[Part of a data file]
[Start]

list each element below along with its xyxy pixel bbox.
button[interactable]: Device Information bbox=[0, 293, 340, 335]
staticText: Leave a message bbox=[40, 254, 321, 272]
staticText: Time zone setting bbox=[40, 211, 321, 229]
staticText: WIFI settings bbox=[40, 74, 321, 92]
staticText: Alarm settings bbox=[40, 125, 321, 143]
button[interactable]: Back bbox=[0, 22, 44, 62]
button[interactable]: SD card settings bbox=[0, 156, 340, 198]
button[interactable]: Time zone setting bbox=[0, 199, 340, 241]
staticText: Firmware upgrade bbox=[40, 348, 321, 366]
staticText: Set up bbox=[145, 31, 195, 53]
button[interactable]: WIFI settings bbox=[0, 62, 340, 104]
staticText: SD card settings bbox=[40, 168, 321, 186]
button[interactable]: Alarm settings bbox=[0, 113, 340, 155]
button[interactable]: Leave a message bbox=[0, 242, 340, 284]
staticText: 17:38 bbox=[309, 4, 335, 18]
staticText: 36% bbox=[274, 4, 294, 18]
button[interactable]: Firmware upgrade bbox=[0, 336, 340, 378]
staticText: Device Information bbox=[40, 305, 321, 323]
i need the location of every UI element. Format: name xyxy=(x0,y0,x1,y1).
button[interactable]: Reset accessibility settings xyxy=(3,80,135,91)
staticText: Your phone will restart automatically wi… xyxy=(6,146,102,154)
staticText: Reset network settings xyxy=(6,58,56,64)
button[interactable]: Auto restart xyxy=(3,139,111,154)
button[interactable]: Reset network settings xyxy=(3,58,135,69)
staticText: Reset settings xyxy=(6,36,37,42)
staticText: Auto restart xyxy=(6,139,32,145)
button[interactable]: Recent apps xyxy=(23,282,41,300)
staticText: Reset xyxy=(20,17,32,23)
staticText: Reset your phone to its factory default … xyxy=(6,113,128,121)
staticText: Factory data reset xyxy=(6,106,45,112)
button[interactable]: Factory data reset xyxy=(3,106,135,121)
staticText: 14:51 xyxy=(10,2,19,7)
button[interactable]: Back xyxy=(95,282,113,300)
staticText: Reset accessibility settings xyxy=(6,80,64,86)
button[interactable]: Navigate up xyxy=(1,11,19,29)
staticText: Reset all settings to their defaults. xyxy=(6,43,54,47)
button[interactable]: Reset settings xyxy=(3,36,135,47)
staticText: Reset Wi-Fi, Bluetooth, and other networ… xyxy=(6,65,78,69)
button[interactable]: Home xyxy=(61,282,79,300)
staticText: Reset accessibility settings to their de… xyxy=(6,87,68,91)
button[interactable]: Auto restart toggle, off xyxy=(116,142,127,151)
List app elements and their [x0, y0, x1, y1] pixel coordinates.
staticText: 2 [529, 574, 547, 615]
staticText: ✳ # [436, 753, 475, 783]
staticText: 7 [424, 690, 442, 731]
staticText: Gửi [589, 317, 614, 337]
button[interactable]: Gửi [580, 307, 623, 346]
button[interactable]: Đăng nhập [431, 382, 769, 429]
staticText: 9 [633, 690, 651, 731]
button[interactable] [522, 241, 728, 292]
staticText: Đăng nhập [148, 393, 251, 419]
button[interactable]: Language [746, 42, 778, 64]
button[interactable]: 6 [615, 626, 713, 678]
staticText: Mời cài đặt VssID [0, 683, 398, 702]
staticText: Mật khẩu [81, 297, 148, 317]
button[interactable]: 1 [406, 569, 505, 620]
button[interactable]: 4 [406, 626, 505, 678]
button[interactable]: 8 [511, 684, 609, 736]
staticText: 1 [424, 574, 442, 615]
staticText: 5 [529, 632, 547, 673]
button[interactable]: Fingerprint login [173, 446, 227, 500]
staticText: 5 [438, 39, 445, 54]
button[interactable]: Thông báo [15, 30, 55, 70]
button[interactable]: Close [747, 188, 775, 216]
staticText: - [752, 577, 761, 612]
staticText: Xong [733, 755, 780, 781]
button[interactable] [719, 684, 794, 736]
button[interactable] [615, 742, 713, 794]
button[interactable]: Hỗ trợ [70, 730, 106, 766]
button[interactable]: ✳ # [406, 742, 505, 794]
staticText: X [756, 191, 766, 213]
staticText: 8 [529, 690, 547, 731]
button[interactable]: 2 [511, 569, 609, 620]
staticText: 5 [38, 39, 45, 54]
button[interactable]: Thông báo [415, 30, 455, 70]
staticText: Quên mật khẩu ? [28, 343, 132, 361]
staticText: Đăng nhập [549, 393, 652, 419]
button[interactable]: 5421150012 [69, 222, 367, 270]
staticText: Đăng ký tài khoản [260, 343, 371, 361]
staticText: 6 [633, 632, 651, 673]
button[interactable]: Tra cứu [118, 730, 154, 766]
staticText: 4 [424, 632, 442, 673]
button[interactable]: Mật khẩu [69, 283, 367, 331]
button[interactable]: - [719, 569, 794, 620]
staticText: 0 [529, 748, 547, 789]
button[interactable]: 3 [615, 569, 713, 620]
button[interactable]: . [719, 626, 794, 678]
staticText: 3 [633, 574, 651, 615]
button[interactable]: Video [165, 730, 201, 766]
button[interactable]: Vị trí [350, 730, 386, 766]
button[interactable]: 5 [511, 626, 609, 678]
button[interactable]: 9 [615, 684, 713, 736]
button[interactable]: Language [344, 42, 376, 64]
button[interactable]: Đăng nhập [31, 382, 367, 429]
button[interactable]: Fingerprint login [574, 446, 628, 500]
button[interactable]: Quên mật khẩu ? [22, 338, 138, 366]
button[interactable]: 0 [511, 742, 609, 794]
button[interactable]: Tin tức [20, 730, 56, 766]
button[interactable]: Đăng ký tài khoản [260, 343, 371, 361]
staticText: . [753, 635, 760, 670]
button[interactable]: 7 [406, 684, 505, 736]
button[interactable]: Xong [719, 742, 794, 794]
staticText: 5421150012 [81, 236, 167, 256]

[End]

### Exercise aim
Rewrite every line of the data above as a numbered list, omitting any blank lines.

### Correct answer
1. list each element below along with its xyxy pixel bbox.
2. button[interactable]: Device Information bbox=[0, 293, 340, 335]
3. staticText: Leave a message bbox=[40, 254, 321, 272]
4. staticText: Time zone setting bbox=[40, 211, 321, 229]
5. staticText: WIFI settings bbox=[40, 74, 321, 92]
6. staticText: Alarm settings bbox=[40, 125, 321, 143]
7. button[interactable]: Back bbox=[0, 22, 44, 62]
8. button[interactable]: SD card settings bbox=[0, 156, 340, 198]
9. button[interactable]: Time zone setting bbox=[0, 199, 340, 241]
10. staticText: Firmware upgrade bbox=[40, 348, 321, 366]
11. staticText: Set up bbox=[145, 31, 195, 53]
12. button[interactable]: WIFI settings bbox=[0, 62, 340, 104]
13. staticText: SD card settings bbox=[40, 168, 321, 186]
14. button[interactable]: Alarm settings bbox=[0, 113, 340, 155]
15. button[interactable]: Leave a message bbox=[0, 242, 340, 284]
16. staticText: 17:38 bbox=[309, 4, 335, 18]
17. staticText: 36% bbox=[274, 4, 294, 18]
18. button[interactable]: Firmware upgrade bbox=[0, 336, 340, 378]
19. staticText: Device Information bbox=[40, 305, 321, 323]
20. i need the location of every UI element. Format: name xyxy=(x0,y0,x1,y1).
21. button[interactable]: Reset accessibility settings xyxy=(3,80,135,91)
22. staticText: Your phone will restart automatically wi… xyxy=(6,146,102,154)
23. staticText: Reset network settings xyxy=(6,58,56,64)
24. button[interactable]: Auto restart xyxy=(3,139,111,154)
25. button[interactable]: Reset network settings xyxy=(3,58,135,69)
26. staticText: Reset settings xyxy=(6,36,37,42)
27. staticText: Auto restart xyxy=(6,139,32,145)
28. button[interactable]: Recent apps xyxy=(23,282,41,300)
29. staticText: Reset xyxy=(20,17,32,23)
30. staticText: Reset your phone to its factory default … xyxy=(6,113,128,121)
31. staticText: Factory data reset xyxy=(6,106,45,112)
32. button[interactable]: Factory data reset xyxy=(3,106,135,121)
33. staticText: 14:51 xyxy=(10,2,19,7)
34. button[interactable]: Back xyxy=(95,282,113,300)
35. staticText: Reset accessibility settings xyxy=(6,80,64,86)
36. button[interactable]: Navigate up xyxy=(1,11,19,29)
37. staticText: Reset all settings to their defaults. xyxy=(6,43,54,47)
38. button[interactable]: Reset settings xyxy=(3,36,135,47)
39. staticText: Reset Wi-Fi, Bluetooth, and other networ… xyxy=(6,65,78,69)
40. button[interactable]: Home xyxy=(61,282,79,300)
41. staticText: Reset accessibility settings to their de… xyxy=(6,87,68,91)
42. button[interactable]: Auto restart toggle, off xyxy=(116,142,127,151)
43. List app elements and their [x0, y0, x1, y1] pixel coordinates.
44. staticText: 2 [529, 574, 547, 615]
45. staticText: ✳ # [436, 753, 475, 783]
46. staticText: 7 [424, 690, 442, 731]
47. staticText: Gửi [589, 317, 614, 337]
48. button[interactable]: Gửi [580, 307, 623, 346]
49. button[interactable]: Đăng nhập [431, 382, 769, 429]
50. staticText: 9 [633, 690, 651, 731]
51. button[interactable] [522, 241, 728, 292]
52. staticText: Đăng nhập [148, 393, 251, 419]
53. button[interactable]: Language [746, 42, 778, 64]
54. button[interactable]: 6 [615, 626, 713, 678]
55. staticText: Mời cài đặt VssID [0, 683, 398, 702]
56. staticText: Mật khẩu [81, 297, 148, 317]
57. button[interactable]: 1 [406, 569, 505, 620]
58. button[interactable]: 4 [406, 626, 505, 678]
59. button[interactable]: 8 [511, 684, 609, 736]
60. staticText: 1 [424, 574, 442, 615]
61. staticText: 5 [529, 632, 547, 673]
62. button[interactable]: Fingerprint login [173, 446, 227, 500]
63. staticText: 5 [438, 39, 445, 54]
64. button[interactable]: Thông báo [15, 30, 55, 70]
65. button[interactable]: Close [747, 188, 775, 216]
66. staticText: - [752, 577, 761, 612]
67. staticText: Xong [733, 755, 780, 781]
68. button[interactable] [719, 684, 794, 736]
69. button[interactable] [615, 742, 713, 794]
70. button[interactable]: Hỗ trợ [70, 730, 106, 766]
71. button[interactable]: ✳ # [406, 742, 505, 794]
72. staticText: X [756, 191, 766, 213]
73. staticText: 8 [529, 690, 547, 731]
74. button[interactable]: 2 [511, 569, 609, 620]
75. staticText: 5 [38, 39, 45, 54]
76. button[interactable]: Thông báo [415, 30, 455, 70]
77. staticText: Quên mật khẩu ? [28, 343, 132, 361]
78. staticText: Đăng nhập [549, 393, 652, 419]
79. button[interactable]: 5421150012 [69, 222, 367, 270]
80. staticText: Đăng ký tài khoản [260, 343, 371, 361]
81. staticText: 6 [633, 632, 651, 673]
82. button[interactable]: Tra cứu [118, 730, 154, 766]
83. staticText: 4 [424, 632, 442, 673]
84. button[interactable]: Mật khẩu [69, 283, 367, 331]
85. button[interactable]: - [719, 569, 794, 620]
86. staticText: 0 [529, 748, 547, 789]
87. button[interactable]: 3 [615, 569, 713, 620]
88. button[interactable]: . [719, 626, 794, 678]
89. staticText: 3 [633, 574, 651, 615]
90. button[interactable]: Video [165, 730, 201, 766]
91. button[interactable]: Vị trí [350, 730, 386, 766]
92. button[interactable]: 5 [511, 626, 609, 678]
93. button[interactable]: 9 [615, 684, 713, 736]
94. button[interactable]: Language [344, 42, 376, 64]
95. button[interactable]: Đăng nhập [31, 382, 367, 429]
96. button[interactable]: Fingerprint login [574, 446, 628, 500]
97. button[interactable]: Quên mật khẩu ? [22, 338, 138, 366]
98. button[interactable]: 0 [511, 742, 609, 794]
99. button[interactable]: Tin tức [20, 730, 56, 766]
100. button[interactable]: Đăng ký tài khoản [260, 343, 371, 361]
101. staticText: . [753, 635, 760, 670]
102. button[interactable]: 7 [406, 684, 505, 736]
103. button[interactable]: Xong [719, 742, 794, 794]
104. staticText: 5421150012 [81, 236, 167, 256]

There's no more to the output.